— Start Stored records —

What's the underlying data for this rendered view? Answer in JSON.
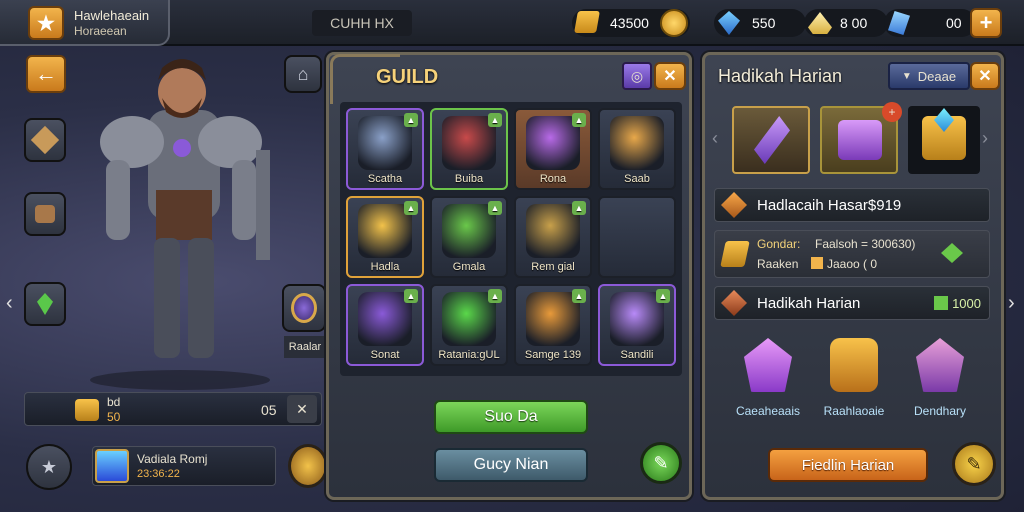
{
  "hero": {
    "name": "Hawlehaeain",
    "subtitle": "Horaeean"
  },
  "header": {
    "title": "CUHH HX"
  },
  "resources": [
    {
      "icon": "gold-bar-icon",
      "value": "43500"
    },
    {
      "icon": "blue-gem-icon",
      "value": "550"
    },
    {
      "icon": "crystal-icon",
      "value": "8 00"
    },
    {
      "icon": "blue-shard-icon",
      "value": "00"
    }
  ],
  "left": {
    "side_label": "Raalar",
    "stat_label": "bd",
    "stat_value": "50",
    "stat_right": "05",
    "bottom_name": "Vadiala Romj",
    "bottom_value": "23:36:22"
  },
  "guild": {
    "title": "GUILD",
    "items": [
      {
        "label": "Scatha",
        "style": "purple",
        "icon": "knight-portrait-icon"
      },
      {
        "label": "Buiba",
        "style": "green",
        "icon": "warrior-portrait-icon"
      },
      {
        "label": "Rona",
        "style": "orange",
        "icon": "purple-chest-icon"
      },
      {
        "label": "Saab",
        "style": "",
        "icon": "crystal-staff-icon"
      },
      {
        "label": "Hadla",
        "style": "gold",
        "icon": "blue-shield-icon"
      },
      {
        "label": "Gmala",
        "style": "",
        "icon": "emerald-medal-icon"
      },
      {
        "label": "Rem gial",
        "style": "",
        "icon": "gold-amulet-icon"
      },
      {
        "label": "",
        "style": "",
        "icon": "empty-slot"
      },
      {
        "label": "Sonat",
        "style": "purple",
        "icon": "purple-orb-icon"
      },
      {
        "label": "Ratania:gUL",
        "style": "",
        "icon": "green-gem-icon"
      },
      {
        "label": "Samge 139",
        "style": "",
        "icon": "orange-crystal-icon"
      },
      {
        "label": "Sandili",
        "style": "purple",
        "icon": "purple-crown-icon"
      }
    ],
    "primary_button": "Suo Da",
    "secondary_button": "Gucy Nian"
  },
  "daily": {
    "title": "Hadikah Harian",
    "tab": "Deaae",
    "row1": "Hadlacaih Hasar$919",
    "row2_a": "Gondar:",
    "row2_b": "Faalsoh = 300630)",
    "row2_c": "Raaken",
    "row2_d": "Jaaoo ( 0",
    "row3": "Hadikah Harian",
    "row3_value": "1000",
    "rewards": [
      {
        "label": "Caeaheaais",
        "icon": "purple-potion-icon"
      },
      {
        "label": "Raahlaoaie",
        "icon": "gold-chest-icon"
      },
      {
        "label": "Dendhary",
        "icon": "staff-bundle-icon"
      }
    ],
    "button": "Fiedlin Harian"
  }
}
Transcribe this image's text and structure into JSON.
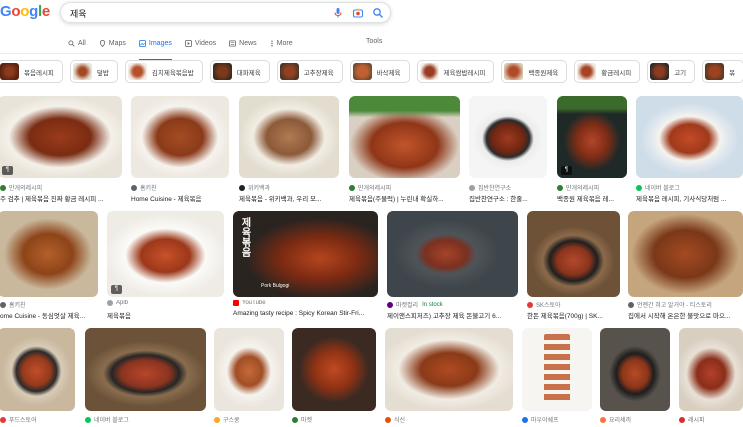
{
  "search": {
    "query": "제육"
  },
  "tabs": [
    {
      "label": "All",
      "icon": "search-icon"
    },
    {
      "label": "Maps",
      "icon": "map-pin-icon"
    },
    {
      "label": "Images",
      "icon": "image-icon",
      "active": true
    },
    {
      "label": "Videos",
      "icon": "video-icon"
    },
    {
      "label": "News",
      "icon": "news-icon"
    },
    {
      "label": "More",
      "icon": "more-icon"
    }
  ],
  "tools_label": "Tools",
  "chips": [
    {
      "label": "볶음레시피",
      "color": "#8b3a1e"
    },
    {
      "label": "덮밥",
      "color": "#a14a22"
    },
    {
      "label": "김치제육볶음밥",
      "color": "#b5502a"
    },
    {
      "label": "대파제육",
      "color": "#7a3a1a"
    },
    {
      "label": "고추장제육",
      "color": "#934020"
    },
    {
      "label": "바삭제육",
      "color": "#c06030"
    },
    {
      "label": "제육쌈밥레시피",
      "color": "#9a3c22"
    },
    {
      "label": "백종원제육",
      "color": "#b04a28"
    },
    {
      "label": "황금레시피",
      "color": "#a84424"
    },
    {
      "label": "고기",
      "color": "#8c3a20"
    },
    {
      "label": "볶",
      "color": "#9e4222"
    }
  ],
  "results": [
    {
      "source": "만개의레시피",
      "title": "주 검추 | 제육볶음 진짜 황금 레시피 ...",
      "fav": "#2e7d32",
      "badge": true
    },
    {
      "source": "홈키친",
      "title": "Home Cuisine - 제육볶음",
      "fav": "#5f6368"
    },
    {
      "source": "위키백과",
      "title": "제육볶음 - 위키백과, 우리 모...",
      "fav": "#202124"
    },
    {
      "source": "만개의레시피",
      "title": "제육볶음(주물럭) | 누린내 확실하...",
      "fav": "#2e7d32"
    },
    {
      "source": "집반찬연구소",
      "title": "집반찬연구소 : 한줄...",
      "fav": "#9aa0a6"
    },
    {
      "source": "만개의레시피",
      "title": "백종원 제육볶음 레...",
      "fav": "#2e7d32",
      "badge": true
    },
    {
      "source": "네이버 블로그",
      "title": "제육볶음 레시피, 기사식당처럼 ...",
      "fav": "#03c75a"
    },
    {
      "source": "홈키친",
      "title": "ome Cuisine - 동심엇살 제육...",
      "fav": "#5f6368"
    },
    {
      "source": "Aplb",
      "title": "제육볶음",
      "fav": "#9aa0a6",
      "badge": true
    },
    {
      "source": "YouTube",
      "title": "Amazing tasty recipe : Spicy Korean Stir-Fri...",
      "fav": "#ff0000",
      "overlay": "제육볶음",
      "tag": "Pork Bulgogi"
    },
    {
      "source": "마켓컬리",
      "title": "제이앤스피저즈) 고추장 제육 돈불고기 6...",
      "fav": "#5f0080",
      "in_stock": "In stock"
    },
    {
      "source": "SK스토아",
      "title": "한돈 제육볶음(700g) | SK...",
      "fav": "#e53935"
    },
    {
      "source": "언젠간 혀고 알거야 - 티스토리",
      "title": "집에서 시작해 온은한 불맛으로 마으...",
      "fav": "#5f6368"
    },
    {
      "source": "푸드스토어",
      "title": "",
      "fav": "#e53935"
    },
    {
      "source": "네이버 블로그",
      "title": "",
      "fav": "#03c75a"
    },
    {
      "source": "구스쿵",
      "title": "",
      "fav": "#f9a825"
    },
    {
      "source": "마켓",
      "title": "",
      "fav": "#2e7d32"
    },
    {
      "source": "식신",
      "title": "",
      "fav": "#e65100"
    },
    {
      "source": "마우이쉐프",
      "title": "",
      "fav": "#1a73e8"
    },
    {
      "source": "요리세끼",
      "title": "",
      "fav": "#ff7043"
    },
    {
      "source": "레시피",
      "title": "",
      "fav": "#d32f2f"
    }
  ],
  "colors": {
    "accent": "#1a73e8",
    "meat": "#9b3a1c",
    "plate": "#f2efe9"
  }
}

— End Stored records —

▶ **Task requirements**
Reproduce each line exactly, please, except for any pictures.

▶ **Expected output**
What's the underlying data for this rendered view? Answer in JSON.
{
  "hero": {
    "name": "Hawlehaeain",
    "subtitle": "Horaeean"
  },
  "header": {
    "title": "CUHH HX"
  },
  "resources": [
    {
      "icon": "gold-bar-icon",
      "value": "43500"
    },
    {
      "icon": "blue-gem-icon",
      "value": "550"
    },
    {
      "icon": "crystal-icon",
      "value": "8 00"
    },
    {
      "icon": "blue-shard-icon",
      "value": "00"
    }
  ],
  "left": {
    "side_label": "Raalar",
    "stat_label": "bd",
    "stat_value": "50",
    "stat_right": "05",
    "bottom_name": "Vadiala Romj",
    "bottom_value": "23:36:22"
  },
  "guild": {
    "title": "GUILD",
    "items": [
      {
        "label": "Scatha",
        "style": "purple",
        "icon": "knight-portrait-icon"
      },
      {
        "label": "Buiba",
        "style": "green",
        "icon": "warrior-portrait-icon"
      },
      {
        "label": "Rona",
        "style": "orange",
        "icon": "purple-chest-icon"
      },
      {
        "label": "Saab",
        "style": "",
        "icon": "crystal-staff-icon"
      },
      {
        "label": "Hadla",
        "style": "gold",
        "icon": "blue-shield-icon"
      },
      {
        "label": "Gmala",
        "style": "",
        "icon": "emerald-medal-icon"
      },
      {
        "label": "Rem gial",
        "style": "",
        "icon": "gold-amulet-icon"
      },
      {
        "label": "",
        "style": "",
        "icon": "empty-slot"
      },
      {
        "label": "Sonat",
        "style": "purple",
        "icon": "purple-orb-icon"
      },
      {
        "label": "Ratania:gUL",
        "style": "",
        "icon": "green-gem-icon"
      },
      {
        "label": "Samge 139",
        "style": "",
        "icon": "orange-crystal-icon"
      },
      {
        "label": "Sandili",
        "style": "purple",
        "icon": "purple-crown-icon"
      }
    ],
    "primary_button": "Suo Da",
    "secondary_button": "Gucy Nian"
  },
  "daily": {
    "title": "Hadikah Harian",
    "tab": "Deaae",
    "row1": "Hadlacaih Hasar$919",
    "row2_a": "Gondar:",
    "row2_b": "Faalsoh = 300630)",
    "row2_c": "Raaken",
    "row2_d": "Jaaoo ( 0",
    "row3": "Hadikah Harian",
    "row3_value": "1000",
    "rewards": [
      {
        "label": "Caeaheaais",
        "icon": "purple-potion-icon"
      },
      {
        "label": "Raahlaoaie",
        "icon": "gold-chest-icon"
      },
      {
        "label": "Dendhary",
        "icon": "staff-bundle-icon"
      }
    ],
    "button": "Fiedlin Harian"
  }
}
Transcribe this image's text and structure into JSON.
{
  "search": {
    "query": "제육"
  },
  "tabs": [
    {
      "label": "All",
      "icon": "search-icon"
    },
    {
      "label": "Maps",
      "icon": "map-pin-icon"
    },
    {
      "label": "Images",
      "icon": "image-icon",
      "active": true
    },
    {
      "label": "Videos",
      "icon": "video-icon"
    },
    {
      "label": "News",
      "icon": "news-icon"
    },
    {
      "label": "More",
      "icon": "more-icon"
    }
  ],
  "tools_label": "Tools",
  "chips": [
    {
      "label": "볶음레시피",
      "color": "#8b3a1e"
    },
    {
      "label": "덮밥",
      "color": "#a14a22"
    },
    {
      "label": "김치제육볶음밥",
      "color": "#b5502a"
    },
    {
      "label": "대파제육",
      "color": "#7a3a1a"
    },
    {
      "label": "고추장제육",
      "color": "#934020"
    },
    {
      "label": "바삭제육",
      "color": "#c06030"
    },
    {
      "label": "제육쌈밥레시피",
      "color": "#9a3c22"
    },
    {
      "label": "백종원제육",
      "color": "#b04a28"
    },
    {
      "label": "황금레시피",
      "color": "#a84424"
    },
    {
      "label": "고기",
      "color": "#8c3a20"
    },
    {
      "label": "볶",
      "color": "#9e4222"
    }
  ],
  "results": [
    {
      "source": "만개의레시피",
      "title": "주 검추 | 제육볶음 진짜 황금 레시피 ...",
      "fav": "#2e7d32",
      "badge": true
    },
    {
      "source": "홈키친",
      "title": "Home Cuisine - 제육볶음",
      "fav": "#5f6368"
    },
    {
      "source": "위키백과",
      "title": "제육볶음 - 위키백과, 우리 모...",
      "fav": "#202124"
    },
    {
      "source": "만개의레시피",
      "title": "제육볶음(주물럭) | 누린내 확실하...",
      "fav": "#2e7d32"
    },
    {
      "source": "집반찬연구소",
      "title": "집반찬연구소 : 한줄...",
      "fav": "#9aa0a6"
    },
    {
      "source": "만개의레시피",
      "title": "백종원 제육볶음 레...",
      "fav": "#2e7d32",
      "badge": true
    },
    {
      "source": "네이버 블로그",
      "title": "제육볶음 레시피, 기사식당처럼 ...",
      "fav": "#03c75a"
    },
    {
      "source": "홈키친",
      "title": "ome Cuisine - 동심엇살 제육...",
      "fav": "#5f6368"
    },
    {
      "source": "Aplb",
      "title": "제육볶음",
      "fav": "#9aa0a6",
      "badge": true
    },
    {
      "source": "YouTube",
      "title": "Amazing tasty recipe : Spicy Korean Stir-Fri...",
      "fav": "#ff0000",
      "overlay": "제육볶음",
      "tag": "Pork Bulgogi"
    },
    {
      "source": "마켓컬리",
      "title": "제이앤스피저즈) 고추장 제육 돈불고기 6...",
      "fav": "#5f0080",
      "in_stock": "In stock"
    },
    {
      "source": "SK스토아",
      "title": "한돈 제육볶음(700g) | SK...",
      "fav": "#e53935"
    },
    {
      "source": "언젠간 혀고 알거야 - 티스토리",
      "title": "집에서 시작해 온은한 불맛으로 마으...",
      "fav": "#5f6368"
    },
    {
      "source": "푸드스토어",
      "title": "",
      "fav": "#e53935"
    },
    {
      "source": "네이버 블로그",
      "title": "",
      "fav": "#03c75a"
    },
    {
      "source": "구스쿵",
      "title": "",
      "fav": "#f9a825"
    },
    {
      "source": "마켓",
      "title": "",
      "fav": "#2e7d32"
    },
    {
      "source": "식신",
      "title": "",
      "fav": "#e65100"
    },
    {
      "source": "마우이쉐프",
      "title": "",
      "fav": "#1a73e8"
    },
    {
      "source": "요리세끼",
      "title": "",
      "fav": "#ff7043"
    },
    {
      "source": "레시피",
      "title": "",
      "fav": "#d32f2f"
    }
  ],
  "colors": {
    "accent": "#1a73e8",
    "meat": "#9b3a1c",
    "plate": "#f2efe9"
  }
}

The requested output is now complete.